*WHAT IS EXPECTED:* Return exactly the lines from the one containing "Give me the" through the last line of the records below, both included, and leave out any pictures.
★ ★ ★ ★ ★
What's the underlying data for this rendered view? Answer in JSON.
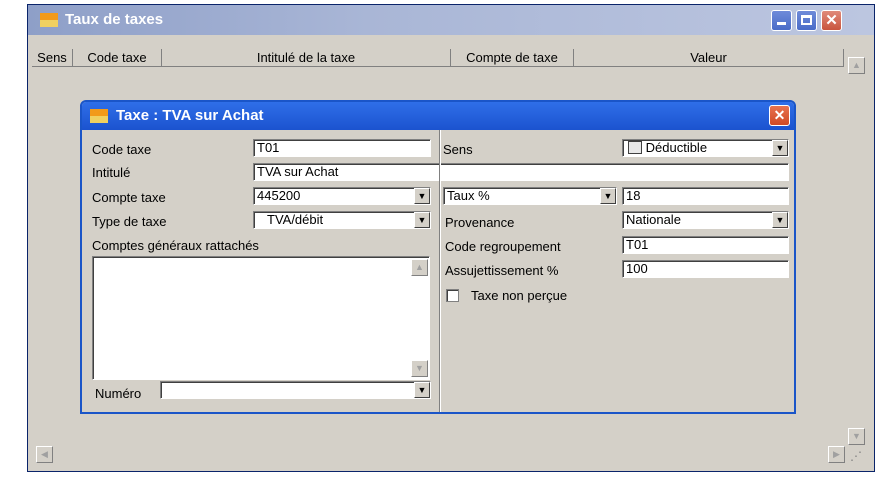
{
  "outer_window": {
    "title": "Taux de taxes",
    "columns": [
      "Sens",
      "Code taxe",
      "Intitulé de la taxe",
      "Compte de taxe",
      "Valeur"
    ]
  },
  "dialog": {
    "title": "Taxe : TVA sur Achat",
    "labels": {
      "code_taxe": "Code taxe",
      "intitule": "Intitulé",
      "compte_taxe": "Compte taxe",
      "type_taxe": "Type de taxe",
      "comptes_generaux": "Comptes généraux rattachés",
      "numero": "Numéro",
      "sens": "Sens",
      "provenance": "Provenance",
      "code_regroupement": "Code regroupement",
      "assujettissement": "Assujettissement %",
      "taxe_non_percue": "Taxe non perçue"
    },
    "values": {
      "code_taxe": "T01",
      "intitule": "TVA sur Achat",
      "compte_taxe": "445200",
      "type_taxe": "TVA/débit",
      "numero": "",
      "sens": "Déductible",
      "taux_type": "Taux %",
      "taux_value": "18",
      "provenance": "Nationale",
      "code_regroupement": "T01",
      "assujettissement": "100"
    },
    "taxe_non_percue_checked": false
  },
  "icons": {
    "app": "app-window-icon",
    "sens": "document-stack-icon"
  },
  "colors": {
    "outer_title_gradient": "#a9b6d6",
    "dialog_title_blue": "#1b53cf",
    "window_face": "#d4d0c8"
  }
}
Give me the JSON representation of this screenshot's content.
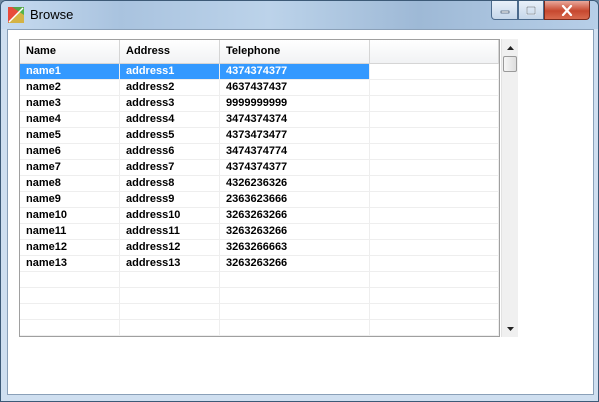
{
  "window": {
    "title": "Browse"
  },
  "table": {
    "columns": [
      "Name",
      "Address",
      "Telephone"
    ],
    "rows": [
      [
        "name1",
        "address1",
        "4374374377"
      ],
      [
        "name2",
        "address2",
        "4637437437"
      ],
      [
        "name3",
        "address3",
        "9999999999"
      ],
      [
        "name4",
        "address4",
        "3474374374"
      ],
      [
        "name5",
        "address5",
        "4373473477"
      ],
      [
        "name6",
        "address6",
        "3474374774"
      ],
      [
        "name7",
        "address7",
        "4374374377"
      ],
      [
        "name8",
        "address8",
        "4326236326"
      ],
      [
        "name9",
        "address9",
        "2363623666"
      ],
      [
        "name10",
        "address10",
        "3263263266"
      ],
      [
        "name11",
        "address11",
        "3263263266"
      ],
      [
        "name12",
        "address12",
        "3263266663"
      ],
      [
        "name13",
        "address13",
        "3263263266"
      ]
    ],
    "selected_row": 0,
    "empty_rows": 4
  },
  "icons": {
    "app": "app-logo-icon",
    "minimize": "minimize-icon",
    "maximize": "maximize-icon",
    "close": "close-icon",
    "scroll_up": "scroll-up-icon",
    "scroll_down": "scroll-down-icon"
  },
  "colors": {
    "selection": "#3399ff",
    "close_button": "#c7482f"
  }
}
★ ★ ★ ★ ★
*REPLY TO THE EXERCISE:*
Give me the JSON representation of this screenshot's content.
{
  "window": {
    "title": "Browse"
  },
  "table": {
    "columns": [
      "Name",
      "Address",
      "Telephone"
    ],
    "rows": [
      [
        "name1",
        "address1",
        "4374374377"
      ],
      [
        "name2",
        "address2",
        "4637437437"
      ],
      [
        "name3",
        "address3",
        "9999999999"
      ],
      [
        "name4",
        "address4",
        "3474374374"
      ],
      [
        "name5",
        "address5",
        "4373473477"
      ],
      [
        "name6",
        "address6",
        "3474374774"
      ],
      [
        "name7",
        "address7",
        "4374374377"
      ],
      [
        "name8",
        "address8",
        "4326236326"
      ],
      [
        "name9",
        "address9",
        "2363623666"
      ],
      [
        "name10",
        "address10",
        "3263263266"
      ],
      [
        "name11",
        "address11",
        "3263263266"
      ],
      [
        "name12",
        "address12",
        "3263266663"
      ],
      [
        "name13",
        "address13",
        "3263263266"
      ]
    ],
    "selected_row": 0,
    "empty_rows": 4
  },
  "icons": {
    "app": "app-logo-icon",
    "minimize": "minimize-icon",
    "maximize": "maximize-icon",
    "close": "close-icon",
    "scroll_up": "scroll-up-icon",
    "scroll_down": "scroll-down-icon"
  },
  "colors": {
    "selection": "#3399ff",
    "close_button": "#c7482f"
  }
}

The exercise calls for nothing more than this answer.